▸ GIVEN REQUEST
Take the entries below and print all of them exactly, please.

▸ Collected data
## start

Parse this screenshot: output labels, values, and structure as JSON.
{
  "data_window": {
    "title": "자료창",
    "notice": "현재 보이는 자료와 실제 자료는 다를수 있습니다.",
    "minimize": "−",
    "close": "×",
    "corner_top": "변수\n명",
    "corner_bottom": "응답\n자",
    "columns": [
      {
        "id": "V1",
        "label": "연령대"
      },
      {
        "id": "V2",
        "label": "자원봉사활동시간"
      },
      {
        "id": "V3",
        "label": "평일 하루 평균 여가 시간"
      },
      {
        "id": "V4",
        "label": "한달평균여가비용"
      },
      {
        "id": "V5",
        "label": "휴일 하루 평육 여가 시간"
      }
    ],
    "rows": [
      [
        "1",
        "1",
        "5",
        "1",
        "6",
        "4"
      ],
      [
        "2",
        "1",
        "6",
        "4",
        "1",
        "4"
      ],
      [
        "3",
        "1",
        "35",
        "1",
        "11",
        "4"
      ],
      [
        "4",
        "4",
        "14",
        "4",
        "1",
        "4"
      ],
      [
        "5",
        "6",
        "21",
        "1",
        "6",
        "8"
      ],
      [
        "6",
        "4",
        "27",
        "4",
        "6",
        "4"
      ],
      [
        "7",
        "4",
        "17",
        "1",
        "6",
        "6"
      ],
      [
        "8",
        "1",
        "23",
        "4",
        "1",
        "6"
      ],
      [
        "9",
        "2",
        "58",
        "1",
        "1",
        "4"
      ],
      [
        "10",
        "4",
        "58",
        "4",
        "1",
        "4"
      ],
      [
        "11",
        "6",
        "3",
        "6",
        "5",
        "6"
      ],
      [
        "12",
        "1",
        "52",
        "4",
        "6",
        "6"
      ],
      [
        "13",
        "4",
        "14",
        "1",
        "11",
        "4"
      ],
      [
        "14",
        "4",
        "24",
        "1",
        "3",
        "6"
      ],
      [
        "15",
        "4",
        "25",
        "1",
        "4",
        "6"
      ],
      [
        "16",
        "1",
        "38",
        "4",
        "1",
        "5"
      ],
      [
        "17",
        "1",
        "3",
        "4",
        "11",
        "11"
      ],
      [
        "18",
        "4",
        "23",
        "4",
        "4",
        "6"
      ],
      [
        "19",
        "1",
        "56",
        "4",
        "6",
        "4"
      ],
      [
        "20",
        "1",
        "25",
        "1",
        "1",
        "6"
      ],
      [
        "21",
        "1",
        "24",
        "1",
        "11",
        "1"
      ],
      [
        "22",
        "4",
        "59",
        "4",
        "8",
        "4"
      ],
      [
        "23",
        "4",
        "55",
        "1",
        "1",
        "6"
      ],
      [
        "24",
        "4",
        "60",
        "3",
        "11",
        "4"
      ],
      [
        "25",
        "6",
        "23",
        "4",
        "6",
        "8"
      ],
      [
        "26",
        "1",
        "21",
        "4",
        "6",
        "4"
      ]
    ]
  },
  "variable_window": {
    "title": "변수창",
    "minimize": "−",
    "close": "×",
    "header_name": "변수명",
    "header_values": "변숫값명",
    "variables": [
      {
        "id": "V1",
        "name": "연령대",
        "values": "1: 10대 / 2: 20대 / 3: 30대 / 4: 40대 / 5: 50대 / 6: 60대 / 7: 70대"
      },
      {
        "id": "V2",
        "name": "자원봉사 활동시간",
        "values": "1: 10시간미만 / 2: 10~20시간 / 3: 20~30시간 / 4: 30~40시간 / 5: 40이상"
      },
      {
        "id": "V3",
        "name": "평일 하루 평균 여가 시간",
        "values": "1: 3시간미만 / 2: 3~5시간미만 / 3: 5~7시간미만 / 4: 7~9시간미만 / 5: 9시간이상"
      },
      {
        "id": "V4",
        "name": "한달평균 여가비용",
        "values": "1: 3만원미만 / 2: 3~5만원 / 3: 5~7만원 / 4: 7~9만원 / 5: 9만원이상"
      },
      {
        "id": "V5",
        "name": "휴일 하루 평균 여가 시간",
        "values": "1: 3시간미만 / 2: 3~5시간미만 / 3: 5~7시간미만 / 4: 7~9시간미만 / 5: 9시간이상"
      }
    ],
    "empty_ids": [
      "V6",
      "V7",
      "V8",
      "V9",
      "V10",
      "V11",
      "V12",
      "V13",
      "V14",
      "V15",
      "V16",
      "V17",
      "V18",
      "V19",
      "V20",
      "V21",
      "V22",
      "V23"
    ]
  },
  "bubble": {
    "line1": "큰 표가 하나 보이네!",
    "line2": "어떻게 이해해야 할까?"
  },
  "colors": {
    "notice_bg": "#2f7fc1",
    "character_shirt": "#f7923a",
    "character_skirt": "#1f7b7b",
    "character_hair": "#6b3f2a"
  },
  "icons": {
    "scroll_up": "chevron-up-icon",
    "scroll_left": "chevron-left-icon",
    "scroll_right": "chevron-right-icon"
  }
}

## end

▸ RESULT BELOW
Parse this screenshot: output labels, values, and structure as JSON.
{
  "data_window": {
    "title": "자료창",
    "notice": "현재 보이는 자료와 실제 자료는 다를수 있습니다.",
    "minimize": "−",
    "close": "×",
    "corner_top": "변수\n명",
    "corner_bottom": "응답\n자",
    "columns": [
      {
        "id": "V1",
        "label": "연령대"
      },
      {
        "id": "V2",
        "label": "자원봉사활동시간"
      },
      {
        "id": "V3",
        "label": "평일 하루 평균 여가 시간"
      },
      {
        "id": "V4",
        "label": "한달평균여가비용"
      },
      {
        "id": "V5",
        "label": "휴일 하루 평육 여가 시간"
      }
    ],
    "rows": [
      [
        "1",
        "1",
        "5",
        "1",
        "6",
        "4"
      ],
      [
        "2",
        "1",
        "6",
        "4",
        "1",
        "4"
      ],
      [
        "3",
        "1",
        "35",
        "1",
        "11",
        "4"
      ],
      [
        "4",
        "4",
        "14",
        "4",
        "1",
        "4"
      ],
      [
        "5",
        "6",
        "21",
        "1",
        "6",
        "8"
      ],
      [
        "6",
        "4",
        "27",
        "4",
        "6",
        "4"
      ],
      [
        "7",
        "4",
        "17",
        "1",
        "6",
        "6"
      ],
      [
        "8",
        "1",
        "23",
        "4",
        "1",
        "6"
      ],
      [
        "9",
        "2",
        "58",
        "1",
        "1",
        "4"
      ],
      [
        "10",
        "4",
        "58",
        "4",
        "1",
        "4"
      ],
      [
        "11",
        "6",
        "3",
        "6",
        "5",
        "6"
      ],
      [
        "12",
        "1",
        "52",
        "4",
        "6",
        "6"
      ],
      [
        "13",
        "4",
        "14",
        "1",
        "11",
        "4"
      ],
      [
        "14",
        "4",
        "24",
        "1",
        "3",
        "6"
      ],
      [
        "15",
        "4",
        "25",
        "1",
        "4",
        "6"
      ],
      [
        "16",
        "1",
        "38",
        "4",
        "1",
        "5"
      ],
      [
        "17",
        "1",
        "3",
        "4",
        "11",
        "11"
      ],
      [
        "18",
        "4",
        "23",
        "4",
        "4",
        "6"
      ],
      [
        "19",
        "1",
        "56",
        "4",
        "6",
        "4"
      ],
      [
        "20",
        "1",
        "25",
        "1",
        "1",
        "6"
      ],
      [
        "21",
        "1",
        "24",
        "1",
        "11",
        "1"
      ],
      [
        "22",
        "4",
        "59",
        "4",
        "8",
        "4"
      ],
      [
        "23",
        "4",
        "55",
        "1",
        "1",
        "6"
      ],
      [
        "24",
        "4",
        "60",
        "3",
        "11",
        "4"
      ],
      [
        "25",
        "6",
        "23",
        "4",
        "6",
        "8"
      ],
      [
        "26",
        "1",
        "21",
        "4",
        "6",
        "4"
      ]
    ]
  },
  "variable_window": {
    "title": "변수창",
    "minimize": "−",
    "close": "×",
    "header_name": "변수명",
    "header_values": "변숫값명",
    "variables": [
      {
        "id": "V1",
        "name": "연령대",
        "values": "1: 10대 / 2: 20대 / 3: 30대 / 4: 40대 / 5: 50대 / 6: 60대 / 7: 70대"
      },
      {
        "id": "V2",
        "name": "자원봉사 활동시간",
        "values": "1: 10시간미만 / 2: 10~20시간 / 3: 20~30시간 / 4: 30~40시간 / 5: 40이상"
      },
      {
        "id": "V3",
        "name": "평일 하루 평균 여가 시간",
        "values": "1: 3시간미만 / 2: 3~5시간미만 / 3: 5~7시간미만 / 4: 7~9시간미만 / 5: 9시간이상"
      },
      {
        "id": "V4",
        "name": "한달평균 여가비용",
        "values": "1: 3만원미만 / 2: 3~5만원 / 3: 5~7만원 / 4: 7~9만원 / 5: 9만원이상"
      },
      {
        "id": "V5",
        "name": "휴일 하루 평균 여가 시간",
        "values": "1: 3시간미만 / 2: 3~5시간미만 / 3: 5~7시간미만 / 4: 7~9시간미만 / 5: 9시간이상"
      }
    ],
    "empty_ids": [
      "V6",
      "V7",
      "V8",
      "V9",
      "V10",
      "V11",
      "V12",
      "V13",
      "V14",
      "V15",
      "V16",
      "V17",
      "V18",
      "V19",
      "V20",
      "V21",
      "V22",
      "V23"
    ]
  },
  "bubble": {
    "line1": "큰 표가 하나 보이네!",
    "line2": "어떻게 이해해야 할까?"
  },
  "colors": {
    "notice_bg": "#2f7fc1",
    "character_shirt": "#f7923a",
    "character_skirt": "#1f7b7b",
    "character_hair": "#6b3f2a"
  },
  "icons": {
    "scroll_up": "chevron-up-icon",
    "scroll_left": "chevron-left-icon",
    "scroll_right": "chevron-right-icon"
  }
}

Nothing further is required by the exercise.